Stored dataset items
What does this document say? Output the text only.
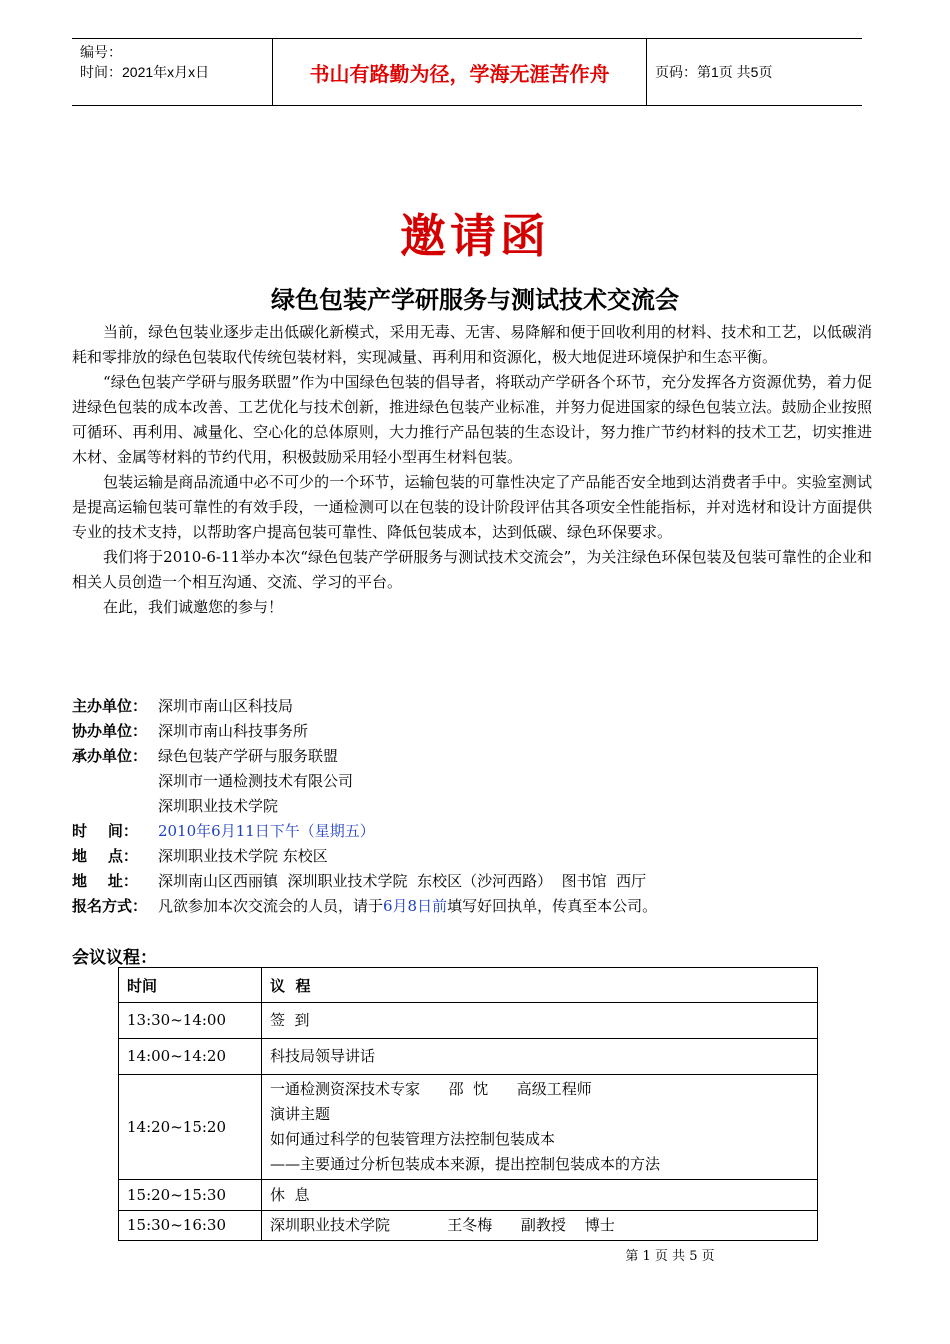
编号：
时间：2021年x月x日	书山有路勤为径，学海无涯苦作舟	页码：第1页 共5页
邀请函
绿色包装产学研服务与测试技术交流会

当前，绿色包装业逐步走出低碳化新模式，采用无毒、无害、易降解和便于回收利用的材料、技术和工艺，以低碳消耗和零排放的绿色包装取代传统包装材料，实现减量、再利用和资源化，极大地促进环境保护和生态平衡。

“绿色包装产学研与服务联盟”作为中国绿色包装的倡导者，将联动产学研各个环节，充分发挥各方资源优势，着力促进绿色包装的成本改善、工艺优化与技术创新，推进绿色包装产业标准，并努力促进国家的绿色包装立法。鼓励企业按照可循环、再利用、减量化、空心化的总体原则，大力推行产品包装的生态设计，努力推广节约材料的技术工艺，切实推进木材、金属等材料的节约代用，积极鼓励采用轻小型再生材料包装。

包装运输是商品流通中必不可少的一个环节，运输包装的可靠性决定了产品能否安全地到达消费者手中。实验室测试是提高运输包装可靠性的有效手段，一通检测可以在包装的设计阶段评估其各项安全性能指标，并对选材和设计方面提供专业的技术支持，以帮助客户提高包装可靠性、降低包装成本，达到低碳、绿色环保要求。

我们将于2010-6-11举办本次“绿色包装产学研服务与测试技术交流会”，为关注绿色环保包装及包装可靠性的企业和相关人员创造一个相互沟通、交流、学习的平台。

在此，我们诚邀您的参与！

主办单位： 深圳市南山区科技局
协办单位： 深圳市南山科技事务所
承办单位： 绿色包装产学研与服务联盟
深圳市一通检测技术有限公司
深圳职业技术学院
时    间：	2010年6月11日下午（星期五）
地    点：	深圳职业技术学院 东校区
地    址：	深圳南山区西丽镇  深圳职业技术学院  东校区（沙河西路）  图书馆  西厅
报名方式： 凡欲参加本次交流会的人员，请于6月8日前填写好回执单，传真至本公司。
会议议程：
时间	议  程
13:30~14:00	签  到
14:00~14:20	科技局领导讲话
14:20~15:20	一通检测资深技术专家      邵  忱      高级工程师
演讲主题
如何通过科学的包装管理方法控制包装成本
——主要通过分析包装成本来源，提出控制包装成本的方法

15:20~15:30	休  息
15:30~16:30	深圳职业技术学院            王冬梅      副教授    博士
第 1 页 共 5 页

Requirement:
Copy out each line exactly, without the pictures.

Worked solution:
What does this document say? Output the text only.
编号：
时间：2021年x月x日	书山有路勤为径，学海无涯苦作舟	页码：第1页 共5页
邀请函
绿色包装产学研服务与测试技术交流会

当前，绿色包装业逐步走出低碳化新模式，采用无毒、无害、易降解和便于回收利用的材料、技术和工艺，以低碳消耗和零排放的绿色包装取代传统包装材料，实现减量、再利用和资源化，极大地促进环境保护和生态平衡。

“绿色包装产学研与服务联盟”作为中国绿色包装的倡导者，将联动产学研各个环节，充分发挥各方资源优势，着力促进绿色包装的成本改善、工艺优化与技术创新，推进绿色包装产业标准，并努力促进国家的绿色包装立法。鼓励企业按照可循环、再利用、减量化、空心化的总体原则，大力推行产品包装的生态设计，努力推广节约材料的技术工艺，切实推进木材、金属等材料的节约代用，积极鼓励采用轻小型再生材料包装。

包装运输是商品流通中必不可少的一个环节，运输包装的可靠性决定了产品能否安全地到达消费者手中。实验室测试是提高运输包装可靠性的有效手段，一通检测可以在包装的设计阶段评估其各项安全性能指标，并对选材和设计方面提供专业的技术支持，以帮助客户提高包装可靠性、降低包装成本，达到低碳、绿色环保要求。

我们将于2010-6-11举办本次“绿色包装产学研服务与测试技术交流会”，为关注绿色环保包装及包装可靠性的企业和相关人员创造一个相互沟通、交流、学习的平台。

在此，我们诚邀您的参与！

主办单位： 深圳市南山区科技局
协办单位： 深圳市南山科技事务所
承办单位： 绿色包装产学研与服务联盟
深圳市一通检测技术有限公司
深圳职业技术学院
时    间：	2010年6月11日下午（星期五）
地    点：	深圳职业技术学院 东校区
地    址：	深圳南山区西丽镇  深圳职业技术学院  东校区（沙河西路）  图书馆  西厅
报名方式： 凡欲参加本次交流会的人员，请于6月8日前填写好回执单，传真至本公司。
会议议程：
时间	议  程
13:30~14:00	签  到
14:00~14:20	科技局领导讲话
14:20~15:20	一通检测资深技术专家      邵  忱      高级工程师
演讲主题
如何通过科学的包装管理方法控制包装成本
——主要通过分析包装成本来源，提出控制包装成本的方法

15:20~15:30	休  息
15:30~16:30	深圳职业技术学院            王冬梅      副教授    博士
第 1 页 共 5 页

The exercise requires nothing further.